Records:

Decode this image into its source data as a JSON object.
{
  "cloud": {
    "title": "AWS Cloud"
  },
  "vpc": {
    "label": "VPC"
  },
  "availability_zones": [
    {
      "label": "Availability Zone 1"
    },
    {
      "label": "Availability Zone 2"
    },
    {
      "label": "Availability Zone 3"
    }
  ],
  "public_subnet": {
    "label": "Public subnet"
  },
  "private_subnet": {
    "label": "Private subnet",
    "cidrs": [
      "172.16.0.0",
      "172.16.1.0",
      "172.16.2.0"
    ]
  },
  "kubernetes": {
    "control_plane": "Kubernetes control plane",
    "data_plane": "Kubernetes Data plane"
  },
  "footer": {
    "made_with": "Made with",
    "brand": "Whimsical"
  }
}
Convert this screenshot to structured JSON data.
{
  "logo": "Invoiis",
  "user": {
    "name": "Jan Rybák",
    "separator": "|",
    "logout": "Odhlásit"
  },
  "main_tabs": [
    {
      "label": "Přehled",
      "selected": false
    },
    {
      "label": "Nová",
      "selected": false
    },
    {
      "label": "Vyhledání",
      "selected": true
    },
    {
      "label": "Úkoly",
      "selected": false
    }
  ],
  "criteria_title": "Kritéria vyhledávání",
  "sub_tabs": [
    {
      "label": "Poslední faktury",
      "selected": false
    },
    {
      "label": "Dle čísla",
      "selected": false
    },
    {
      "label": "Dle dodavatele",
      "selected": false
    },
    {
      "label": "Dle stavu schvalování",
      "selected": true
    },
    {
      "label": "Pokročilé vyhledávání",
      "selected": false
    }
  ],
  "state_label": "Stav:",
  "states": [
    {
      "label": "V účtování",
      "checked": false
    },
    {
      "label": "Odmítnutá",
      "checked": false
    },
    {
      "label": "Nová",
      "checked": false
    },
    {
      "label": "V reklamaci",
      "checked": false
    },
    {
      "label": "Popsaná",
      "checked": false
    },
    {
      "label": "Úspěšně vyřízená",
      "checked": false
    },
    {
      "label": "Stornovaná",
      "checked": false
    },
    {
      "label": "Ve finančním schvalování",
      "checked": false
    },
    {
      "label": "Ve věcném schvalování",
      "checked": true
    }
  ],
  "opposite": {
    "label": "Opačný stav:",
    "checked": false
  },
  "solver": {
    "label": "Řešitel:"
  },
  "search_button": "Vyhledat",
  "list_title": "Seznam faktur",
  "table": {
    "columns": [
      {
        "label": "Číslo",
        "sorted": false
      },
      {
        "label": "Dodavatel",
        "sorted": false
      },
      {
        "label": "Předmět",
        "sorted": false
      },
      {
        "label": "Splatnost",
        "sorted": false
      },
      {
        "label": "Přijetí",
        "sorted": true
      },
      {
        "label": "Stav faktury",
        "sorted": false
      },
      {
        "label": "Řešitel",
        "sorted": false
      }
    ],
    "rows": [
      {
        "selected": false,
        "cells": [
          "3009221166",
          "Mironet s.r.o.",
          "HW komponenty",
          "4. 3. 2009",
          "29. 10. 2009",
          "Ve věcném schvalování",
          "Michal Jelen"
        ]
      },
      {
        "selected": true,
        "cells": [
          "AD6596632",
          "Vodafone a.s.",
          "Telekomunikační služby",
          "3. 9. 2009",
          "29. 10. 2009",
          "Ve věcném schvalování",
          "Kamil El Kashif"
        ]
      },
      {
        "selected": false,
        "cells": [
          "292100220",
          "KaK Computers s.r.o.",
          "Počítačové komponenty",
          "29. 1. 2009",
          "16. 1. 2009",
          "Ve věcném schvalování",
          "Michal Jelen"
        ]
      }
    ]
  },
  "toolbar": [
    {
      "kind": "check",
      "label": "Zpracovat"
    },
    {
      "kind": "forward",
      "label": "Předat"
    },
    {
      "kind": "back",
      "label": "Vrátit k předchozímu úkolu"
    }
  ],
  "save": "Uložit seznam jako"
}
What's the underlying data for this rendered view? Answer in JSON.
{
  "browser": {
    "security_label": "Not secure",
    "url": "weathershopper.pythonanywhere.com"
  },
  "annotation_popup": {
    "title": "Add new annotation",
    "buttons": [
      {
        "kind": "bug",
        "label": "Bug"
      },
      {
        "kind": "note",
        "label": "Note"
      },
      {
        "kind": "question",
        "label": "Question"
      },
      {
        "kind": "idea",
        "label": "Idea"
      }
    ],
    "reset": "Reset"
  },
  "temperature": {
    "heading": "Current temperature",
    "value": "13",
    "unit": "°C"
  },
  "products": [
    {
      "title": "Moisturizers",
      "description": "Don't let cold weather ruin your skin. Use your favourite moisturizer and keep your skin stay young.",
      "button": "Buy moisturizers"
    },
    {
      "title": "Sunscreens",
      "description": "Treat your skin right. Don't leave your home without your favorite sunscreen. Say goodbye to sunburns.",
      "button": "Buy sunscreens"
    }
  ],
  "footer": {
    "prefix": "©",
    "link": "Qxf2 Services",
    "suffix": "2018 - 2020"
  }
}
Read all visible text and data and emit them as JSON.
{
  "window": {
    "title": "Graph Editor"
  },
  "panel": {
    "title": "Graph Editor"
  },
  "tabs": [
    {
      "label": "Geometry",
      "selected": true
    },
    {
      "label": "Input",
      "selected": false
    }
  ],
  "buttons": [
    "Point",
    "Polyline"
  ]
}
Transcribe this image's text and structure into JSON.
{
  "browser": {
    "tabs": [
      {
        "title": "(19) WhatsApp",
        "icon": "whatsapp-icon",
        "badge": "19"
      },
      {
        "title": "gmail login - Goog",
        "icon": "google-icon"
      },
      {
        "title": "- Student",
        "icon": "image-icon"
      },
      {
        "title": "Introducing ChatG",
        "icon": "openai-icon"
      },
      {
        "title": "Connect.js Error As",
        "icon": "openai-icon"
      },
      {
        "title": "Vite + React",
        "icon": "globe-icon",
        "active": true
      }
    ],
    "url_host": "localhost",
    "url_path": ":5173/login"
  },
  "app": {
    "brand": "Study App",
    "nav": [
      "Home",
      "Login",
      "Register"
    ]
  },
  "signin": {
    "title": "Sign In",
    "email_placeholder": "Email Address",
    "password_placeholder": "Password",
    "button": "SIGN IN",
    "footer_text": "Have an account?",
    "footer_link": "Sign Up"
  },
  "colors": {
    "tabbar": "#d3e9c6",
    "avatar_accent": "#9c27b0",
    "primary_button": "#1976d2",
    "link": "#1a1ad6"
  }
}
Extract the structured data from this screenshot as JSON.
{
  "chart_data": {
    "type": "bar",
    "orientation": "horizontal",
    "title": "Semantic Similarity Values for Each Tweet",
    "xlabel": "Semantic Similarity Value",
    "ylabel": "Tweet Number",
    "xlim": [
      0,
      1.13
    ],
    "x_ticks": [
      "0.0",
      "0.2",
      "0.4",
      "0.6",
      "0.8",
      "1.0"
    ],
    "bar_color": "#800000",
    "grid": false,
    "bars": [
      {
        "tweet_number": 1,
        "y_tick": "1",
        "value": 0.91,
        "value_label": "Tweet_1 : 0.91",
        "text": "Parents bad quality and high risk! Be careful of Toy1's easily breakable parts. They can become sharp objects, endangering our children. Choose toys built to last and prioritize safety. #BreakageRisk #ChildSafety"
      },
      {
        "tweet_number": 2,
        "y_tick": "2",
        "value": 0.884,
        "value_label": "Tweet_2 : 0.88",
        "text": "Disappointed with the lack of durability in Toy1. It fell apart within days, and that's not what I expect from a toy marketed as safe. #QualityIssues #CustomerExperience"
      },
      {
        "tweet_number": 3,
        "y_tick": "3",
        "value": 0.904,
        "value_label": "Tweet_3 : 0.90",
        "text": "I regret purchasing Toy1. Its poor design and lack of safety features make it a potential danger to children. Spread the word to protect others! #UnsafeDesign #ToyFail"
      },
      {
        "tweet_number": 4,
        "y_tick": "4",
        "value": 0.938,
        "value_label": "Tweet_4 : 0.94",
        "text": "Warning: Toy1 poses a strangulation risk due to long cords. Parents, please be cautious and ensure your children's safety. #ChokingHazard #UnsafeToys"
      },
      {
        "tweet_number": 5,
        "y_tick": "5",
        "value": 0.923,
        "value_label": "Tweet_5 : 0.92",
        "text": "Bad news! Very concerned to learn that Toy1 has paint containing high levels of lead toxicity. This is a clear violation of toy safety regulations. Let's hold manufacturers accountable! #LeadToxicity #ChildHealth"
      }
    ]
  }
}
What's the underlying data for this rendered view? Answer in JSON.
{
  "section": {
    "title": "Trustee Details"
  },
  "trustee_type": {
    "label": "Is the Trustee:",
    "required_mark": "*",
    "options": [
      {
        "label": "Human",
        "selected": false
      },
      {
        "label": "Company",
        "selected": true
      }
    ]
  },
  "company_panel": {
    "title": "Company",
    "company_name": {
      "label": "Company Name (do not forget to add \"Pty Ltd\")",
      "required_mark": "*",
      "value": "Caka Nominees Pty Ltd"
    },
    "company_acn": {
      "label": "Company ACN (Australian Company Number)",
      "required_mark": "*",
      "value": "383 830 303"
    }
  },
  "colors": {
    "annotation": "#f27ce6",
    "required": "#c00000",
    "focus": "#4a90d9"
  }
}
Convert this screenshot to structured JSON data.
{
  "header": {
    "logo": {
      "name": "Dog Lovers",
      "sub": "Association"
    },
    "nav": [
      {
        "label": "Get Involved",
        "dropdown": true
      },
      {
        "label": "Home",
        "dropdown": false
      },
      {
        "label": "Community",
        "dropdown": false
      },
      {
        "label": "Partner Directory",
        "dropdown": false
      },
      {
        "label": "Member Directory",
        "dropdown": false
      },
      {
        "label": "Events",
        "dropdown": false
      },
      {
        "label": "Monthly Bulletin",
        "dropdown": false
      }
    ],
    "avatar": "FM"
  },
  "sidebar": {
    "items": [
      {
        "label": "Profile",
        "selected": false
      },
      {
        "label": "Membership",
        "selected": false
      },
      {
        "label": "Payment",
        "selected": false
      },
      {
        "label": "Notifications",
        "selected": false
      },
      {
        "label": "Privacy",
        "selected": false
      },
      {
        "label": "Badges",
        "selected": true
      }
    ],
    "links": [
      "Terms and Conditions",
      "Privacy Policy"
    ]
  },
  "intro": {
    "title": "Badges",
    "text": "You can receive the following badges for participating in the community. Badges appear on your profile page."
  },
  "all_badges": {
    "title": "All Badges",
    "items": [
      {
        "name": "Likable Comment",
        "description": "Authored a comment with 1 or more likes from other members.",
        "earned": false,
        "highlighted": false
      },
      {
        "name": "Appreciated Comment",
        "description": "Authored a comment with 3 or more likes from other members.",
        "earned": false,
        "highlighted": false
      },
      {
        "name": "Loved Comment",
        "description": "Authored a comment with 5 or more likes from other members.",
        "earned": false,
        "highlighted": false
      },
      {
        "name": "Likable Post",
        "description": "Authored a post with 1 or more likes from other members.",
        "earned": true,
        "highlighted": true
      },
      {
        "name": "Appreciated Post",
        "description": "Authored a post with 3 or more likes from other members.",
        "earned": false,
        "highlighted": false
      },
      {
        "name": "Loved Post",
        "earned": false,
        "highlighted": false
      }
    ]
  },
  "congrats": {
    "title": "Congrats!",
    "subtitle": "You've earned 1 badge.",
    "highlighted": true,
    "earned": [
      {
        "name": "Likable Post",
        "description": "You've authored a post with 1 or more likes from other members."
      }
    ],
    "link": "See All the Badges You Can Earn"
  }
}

What you need to do: Tally up the lines in the preceding listing that contain the string "lack". Respond with the number and nothing else.

Written solution: 2